== TO DO ==
Which lines have the string "structured"? Copy all of them from the entries below.
◇ ◇ ◇ ◇
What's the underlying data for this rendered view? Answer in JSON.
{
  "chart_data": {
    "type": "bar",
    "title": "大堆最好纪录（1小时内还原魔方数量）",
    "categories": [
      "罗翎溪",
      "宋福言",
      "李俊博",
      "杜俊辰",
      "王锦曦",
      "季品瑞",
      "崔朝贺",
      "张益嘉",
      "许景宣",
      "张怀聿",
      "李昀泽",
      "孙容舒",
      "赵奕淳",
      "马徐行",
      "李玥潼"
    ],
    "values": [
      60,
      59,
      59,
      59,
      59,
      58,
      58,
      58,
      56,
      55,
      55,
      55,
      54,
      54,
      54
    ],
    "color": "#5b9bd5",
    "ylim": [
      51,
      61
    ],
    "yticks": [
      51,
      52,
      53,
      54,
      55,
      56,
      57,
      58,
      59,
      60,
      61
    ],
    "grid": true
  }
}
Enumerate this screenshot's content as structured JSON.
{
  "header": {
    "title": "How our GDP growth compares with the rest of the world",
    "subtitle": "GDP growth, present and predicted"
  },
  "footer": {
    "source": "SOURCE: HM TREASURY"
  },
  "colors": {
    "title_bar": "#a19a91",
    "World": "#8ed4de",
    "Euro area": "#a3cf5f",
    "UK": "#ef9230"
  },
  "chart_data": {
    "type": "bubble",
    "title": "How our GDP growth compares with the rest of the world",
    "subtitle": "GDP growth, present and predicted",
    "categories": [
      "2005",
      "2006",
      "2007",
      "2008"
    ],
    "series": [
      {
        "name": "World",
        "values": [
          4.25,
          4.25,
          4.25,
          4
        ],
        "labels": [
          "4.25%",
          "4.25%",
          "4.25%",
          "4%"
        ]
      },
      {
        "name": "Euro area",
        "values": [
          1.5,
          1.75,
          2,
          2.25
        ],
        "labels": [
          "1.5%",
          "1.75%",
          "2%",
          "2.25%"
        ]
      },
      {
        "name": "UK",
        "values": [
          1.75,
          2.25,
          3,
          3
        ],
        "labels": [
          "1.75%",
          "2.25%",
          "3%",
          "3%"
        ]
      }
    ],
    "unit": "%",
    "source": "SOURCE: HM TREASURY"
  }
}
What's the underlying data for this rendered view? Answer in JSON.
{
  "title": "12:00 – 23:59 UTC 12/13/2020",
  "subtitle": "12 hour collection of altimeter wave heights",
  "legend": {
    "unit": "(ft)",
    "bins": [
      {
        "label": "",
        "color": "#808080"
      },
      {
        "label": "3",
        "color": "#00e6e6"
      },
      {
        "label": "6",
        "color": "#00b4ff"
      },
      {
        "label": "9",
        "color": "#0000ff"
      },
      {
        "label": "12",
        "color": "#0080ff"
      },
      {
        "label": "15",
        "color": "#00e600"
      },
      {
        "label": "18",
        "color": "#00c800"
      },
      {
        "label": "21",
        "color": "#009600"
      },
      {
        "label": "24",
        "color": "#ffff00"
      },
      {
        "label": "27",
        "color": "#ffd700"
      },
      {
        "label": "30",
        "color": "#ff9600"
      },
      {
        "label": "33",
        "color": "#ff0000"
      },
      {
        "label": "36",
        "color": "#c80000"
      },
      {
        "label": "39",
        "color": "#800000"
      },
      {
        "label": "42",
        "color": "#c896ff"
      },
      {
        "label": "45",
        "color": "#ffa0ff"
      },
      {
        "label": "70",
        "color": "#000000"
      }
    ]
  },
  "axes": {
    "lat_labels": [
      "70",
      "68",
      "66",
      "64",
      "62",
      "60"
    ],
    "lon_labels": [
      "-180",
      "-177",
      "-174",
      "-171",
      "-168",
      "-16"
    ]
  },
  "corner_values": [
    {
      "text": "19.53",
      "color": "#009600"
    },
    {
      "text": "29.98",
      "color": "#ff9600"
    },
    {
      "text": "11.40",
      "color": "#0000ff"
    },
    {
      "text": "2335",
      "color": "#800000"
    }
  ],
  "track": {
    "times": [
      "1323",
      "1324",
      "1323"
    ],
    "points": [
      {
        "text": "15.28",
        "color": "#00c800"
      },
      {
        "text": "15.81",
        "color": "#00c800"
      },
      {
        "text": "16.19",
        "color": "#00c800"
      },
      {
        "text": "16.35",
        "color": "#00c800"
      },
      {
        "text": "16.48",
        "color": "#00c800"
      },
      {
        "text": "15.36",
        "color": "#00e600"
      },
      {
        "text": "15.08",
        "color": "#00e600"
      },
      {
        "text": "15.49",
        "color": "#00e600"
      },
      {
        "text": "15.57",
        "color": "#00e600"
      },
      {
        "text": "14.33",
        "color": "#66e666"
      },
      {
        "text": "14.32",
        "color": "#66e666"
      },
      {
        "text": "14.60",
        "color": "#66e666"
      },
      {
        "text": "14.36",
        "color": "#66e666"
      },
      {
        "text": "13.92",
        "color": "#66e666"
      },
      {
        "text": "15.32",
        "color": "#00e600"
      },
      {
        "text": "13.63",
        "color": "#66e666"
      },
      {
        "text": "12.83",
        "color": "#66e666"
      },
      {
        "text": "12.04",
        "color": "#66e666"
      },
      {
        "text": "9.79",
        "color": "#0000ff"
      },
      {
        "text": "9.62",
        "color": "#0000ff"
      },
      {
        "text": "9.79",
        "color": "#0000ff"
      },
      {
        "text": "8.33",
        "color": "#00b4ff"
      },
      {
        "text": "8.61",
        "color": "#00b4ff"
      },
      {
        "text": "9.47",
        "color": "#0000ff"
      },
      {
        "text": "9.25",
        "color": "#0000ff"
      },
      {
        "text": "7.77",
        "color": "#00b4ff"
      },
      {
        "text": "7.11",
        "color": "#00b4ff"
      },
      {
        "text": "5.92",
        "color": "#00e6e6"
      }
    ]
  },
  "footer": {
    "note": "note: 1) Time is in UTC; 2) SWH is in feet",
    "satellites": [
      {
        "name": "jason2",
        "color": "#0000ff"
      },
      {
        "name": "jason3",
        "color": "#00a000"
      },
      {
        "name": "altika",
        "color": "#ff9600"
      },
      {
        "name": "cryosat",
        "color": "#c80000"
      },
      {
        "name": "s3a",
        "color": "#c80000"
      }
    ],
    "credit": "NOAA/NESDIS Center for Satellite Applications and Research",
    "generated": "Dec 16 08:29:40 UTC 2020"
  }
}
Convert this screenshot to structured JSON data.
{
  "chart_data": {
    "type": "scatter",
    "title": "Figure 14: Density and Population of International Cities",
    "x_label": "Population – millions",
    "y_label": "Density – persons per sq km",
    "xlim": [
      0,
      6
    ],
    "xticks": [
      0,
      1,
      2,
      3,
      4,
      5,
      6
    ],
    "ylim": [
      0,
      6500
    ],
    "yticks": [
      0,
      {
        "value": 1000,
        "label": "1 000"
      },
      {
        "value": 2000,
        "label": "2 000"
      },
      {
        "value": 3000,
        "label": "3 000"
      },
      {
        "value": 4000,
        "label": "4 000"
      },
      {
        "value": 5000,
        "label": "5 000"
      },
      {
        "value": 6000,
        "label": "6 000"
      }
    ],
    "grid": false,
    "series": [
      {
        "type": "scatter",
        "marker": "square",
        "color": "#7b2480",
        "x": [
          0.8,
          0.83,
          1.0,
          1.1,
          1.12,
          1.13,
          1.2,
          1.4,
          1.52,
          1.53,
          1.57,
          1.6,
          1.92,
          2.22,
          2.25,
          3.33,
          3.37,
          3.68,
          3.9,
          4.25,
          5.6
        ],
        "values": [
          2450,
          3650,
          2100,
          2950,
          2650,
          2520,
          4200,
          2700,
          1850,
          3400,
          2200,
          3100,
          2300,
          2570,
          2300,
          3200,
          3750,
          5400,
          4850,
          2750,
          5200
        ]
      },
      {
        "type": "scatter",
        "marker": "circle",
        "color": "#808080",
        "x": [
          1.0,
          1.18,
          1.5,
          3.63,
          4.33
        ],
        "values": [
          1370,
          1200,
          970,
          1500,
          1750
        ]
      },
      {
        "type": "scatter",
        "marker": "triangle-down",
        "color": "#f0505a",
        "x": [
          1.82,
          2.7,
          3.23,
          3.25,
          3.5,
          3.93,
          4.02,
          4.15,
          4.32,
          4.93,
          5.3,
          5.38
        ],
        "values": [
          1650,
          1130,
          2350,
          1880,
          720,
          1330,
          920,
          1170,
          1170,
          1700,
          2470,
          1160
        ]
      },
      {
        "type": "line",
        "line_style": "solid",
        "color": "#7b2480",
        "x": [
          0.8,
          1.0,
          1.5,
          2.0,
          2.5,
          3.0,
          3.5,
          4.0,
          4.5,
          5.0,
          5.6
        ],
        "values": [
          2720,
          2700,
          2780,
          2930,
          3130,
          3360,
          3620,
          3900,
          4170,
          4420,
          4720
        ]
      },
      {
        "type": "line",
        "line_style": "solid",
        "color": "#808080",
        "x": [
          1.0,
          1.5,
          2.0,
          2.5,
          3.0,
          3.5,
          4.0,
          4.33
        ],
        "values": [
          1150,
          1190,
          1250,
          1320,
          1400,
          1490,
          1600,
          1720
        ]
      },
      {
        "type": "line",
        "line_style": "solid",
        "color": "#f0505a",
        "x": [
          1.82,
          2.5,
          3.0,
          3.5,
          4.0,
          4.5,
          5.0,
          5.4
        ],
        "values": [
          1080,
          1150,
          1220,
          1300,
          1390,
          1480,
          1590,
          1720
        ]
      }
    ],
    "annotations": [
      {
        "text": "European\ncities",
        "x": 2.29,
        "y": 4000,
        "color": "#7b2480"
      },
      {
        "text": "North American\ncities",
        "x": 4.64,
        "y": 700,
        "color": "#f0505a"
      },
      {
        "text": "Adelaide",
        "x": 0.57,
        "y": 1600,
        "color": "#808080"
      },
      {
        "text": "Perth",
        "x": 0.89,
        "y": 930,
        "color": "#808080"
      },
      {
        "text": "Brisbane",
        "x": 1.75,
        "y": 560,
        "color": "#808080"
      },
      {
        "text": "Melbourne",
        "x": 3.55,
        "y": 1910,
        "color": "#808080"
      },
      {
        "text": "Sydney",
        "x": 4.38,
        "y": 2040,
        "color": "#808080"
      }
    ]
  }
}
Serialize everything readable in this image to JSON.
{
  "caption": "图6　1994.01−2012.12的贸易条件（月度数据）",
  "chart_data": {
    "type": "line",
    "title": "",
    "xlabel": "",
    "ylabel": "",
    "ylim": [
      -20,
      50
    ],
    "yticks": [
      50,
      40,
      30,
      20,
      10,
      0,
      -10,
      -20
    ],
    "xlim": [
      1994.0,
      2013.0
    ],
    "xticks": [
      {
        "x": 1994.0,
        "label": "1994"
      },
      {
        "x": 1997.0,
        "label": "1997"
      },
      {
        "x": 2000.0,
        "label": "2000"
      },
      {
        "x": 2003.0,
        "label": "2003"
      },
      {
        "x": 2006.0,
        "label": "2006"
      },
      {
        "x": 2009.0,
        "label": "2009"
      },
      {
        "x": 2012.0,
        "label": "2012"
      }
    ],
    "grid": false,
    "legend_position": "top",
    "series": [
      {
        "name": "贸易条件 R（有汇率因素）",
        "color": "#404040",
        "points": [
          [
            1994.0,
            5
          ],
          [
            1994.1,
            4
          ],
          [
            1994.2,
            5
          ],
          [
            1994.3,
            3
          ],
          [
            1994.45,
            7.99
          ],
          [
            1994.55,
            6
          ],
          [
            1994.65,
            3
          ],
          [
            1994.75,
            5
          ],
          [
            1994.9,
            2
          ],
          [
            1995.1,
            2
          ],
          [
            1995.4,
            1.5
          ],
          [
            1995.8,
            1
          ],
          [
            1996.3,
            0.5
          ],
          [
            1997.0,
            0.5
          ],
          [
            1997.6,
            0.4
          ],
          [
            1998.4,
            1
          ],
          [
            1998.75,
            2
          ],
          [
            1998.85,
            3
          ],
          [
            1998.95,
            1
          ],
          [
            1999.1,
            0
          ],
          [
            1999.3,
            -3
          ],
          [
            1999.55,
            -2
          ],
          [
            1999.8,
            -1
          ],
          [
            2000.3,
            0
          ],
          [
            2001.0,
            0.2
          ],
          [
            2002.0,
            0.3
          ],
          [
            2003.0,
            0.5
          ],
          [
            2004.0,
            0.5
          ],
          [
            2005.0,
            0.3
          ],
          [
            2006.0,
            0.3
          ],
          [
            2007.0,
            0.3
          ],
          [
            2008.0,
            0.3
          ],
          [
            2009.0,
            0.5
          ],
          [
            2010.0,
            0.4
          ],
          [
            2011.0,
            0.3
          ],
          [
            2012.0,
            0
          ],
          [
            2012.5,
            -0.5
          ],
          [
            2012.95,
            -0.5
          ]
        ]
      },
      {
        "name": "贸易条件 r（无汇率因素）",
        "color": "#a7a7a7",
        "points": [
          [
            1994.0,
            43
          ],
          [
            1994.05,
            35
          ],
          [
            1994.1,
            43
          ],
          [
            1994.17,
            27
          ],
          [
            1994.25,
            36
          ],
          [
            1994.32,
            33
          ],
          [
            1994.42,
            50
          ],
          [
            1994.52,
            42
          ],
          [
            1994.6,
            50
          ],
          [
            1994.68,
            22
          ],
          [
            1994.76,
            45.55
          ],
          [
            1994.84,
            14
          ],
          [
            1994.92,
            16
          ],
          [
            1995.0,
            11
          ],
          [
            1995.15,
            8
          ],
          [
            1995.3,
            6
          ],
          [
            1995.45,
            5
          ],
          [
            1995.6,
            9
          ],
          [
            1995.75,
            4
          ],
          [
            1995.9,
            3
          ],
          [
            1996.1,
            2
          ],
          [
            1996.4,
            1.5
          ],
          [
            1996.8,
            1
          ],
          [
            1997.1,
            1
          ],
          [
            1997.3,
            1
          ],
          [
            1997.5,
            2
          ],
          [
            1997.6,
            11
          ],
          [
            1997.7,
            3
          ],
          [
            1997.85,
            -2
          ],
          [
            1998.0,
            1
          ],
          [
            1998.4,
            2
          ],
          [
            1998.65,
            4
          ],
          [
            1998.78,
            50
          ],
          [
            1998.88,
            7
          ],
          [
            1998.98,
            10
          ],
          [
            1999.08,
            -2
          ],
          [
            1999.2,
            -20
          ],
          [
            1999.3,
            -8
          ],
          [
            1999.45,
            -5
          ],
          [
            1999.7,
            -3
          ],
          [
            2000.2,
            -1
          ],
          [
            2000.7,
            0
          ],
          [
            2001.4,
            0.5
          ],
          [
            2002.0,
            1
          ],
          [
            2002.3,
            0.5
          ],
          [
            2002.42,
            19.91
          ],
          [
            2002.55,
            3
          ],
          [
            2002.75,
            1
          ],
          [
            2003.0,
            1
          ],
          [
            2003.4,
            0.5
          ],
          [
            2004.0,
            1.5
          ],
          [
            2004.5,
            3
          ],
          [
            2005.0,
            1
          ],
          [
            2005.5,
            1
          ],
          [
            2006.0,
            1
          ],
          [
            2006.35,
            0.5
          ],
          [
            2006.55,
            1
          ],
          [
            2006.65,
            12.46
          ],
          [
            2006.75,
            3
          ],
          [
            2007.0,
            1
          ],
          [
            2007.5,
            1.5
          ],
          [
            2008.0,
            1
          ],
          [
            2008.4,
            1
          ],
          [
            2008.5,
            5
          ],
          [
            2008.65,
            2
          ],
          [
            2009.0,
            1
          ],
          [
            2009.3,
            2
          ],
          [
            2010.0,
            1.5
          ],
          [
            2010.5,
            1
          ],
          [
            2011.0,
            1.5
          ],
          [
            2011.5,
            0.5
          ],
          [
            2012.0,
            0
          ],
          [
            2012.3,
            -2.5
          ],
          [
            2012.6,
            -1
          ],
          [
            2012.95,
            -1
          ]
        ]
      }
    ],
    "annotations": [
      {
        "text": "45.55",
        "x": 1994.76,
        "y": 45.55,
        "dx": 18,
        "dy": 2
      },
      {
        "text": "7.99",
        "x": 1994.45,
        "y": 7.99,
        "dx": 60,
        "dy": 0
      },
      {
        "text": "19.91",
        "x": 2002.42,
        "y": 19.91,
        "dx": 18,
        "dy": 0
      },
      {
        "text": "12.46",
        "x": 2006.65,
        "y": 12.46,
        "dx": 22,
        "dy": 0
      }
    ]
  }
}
◇ ◇ ◇ ◇
== TASK RESPONSE ==
Enumerate this screenshot's content as structured JSON.
Convert this screenshot to structured JSON data.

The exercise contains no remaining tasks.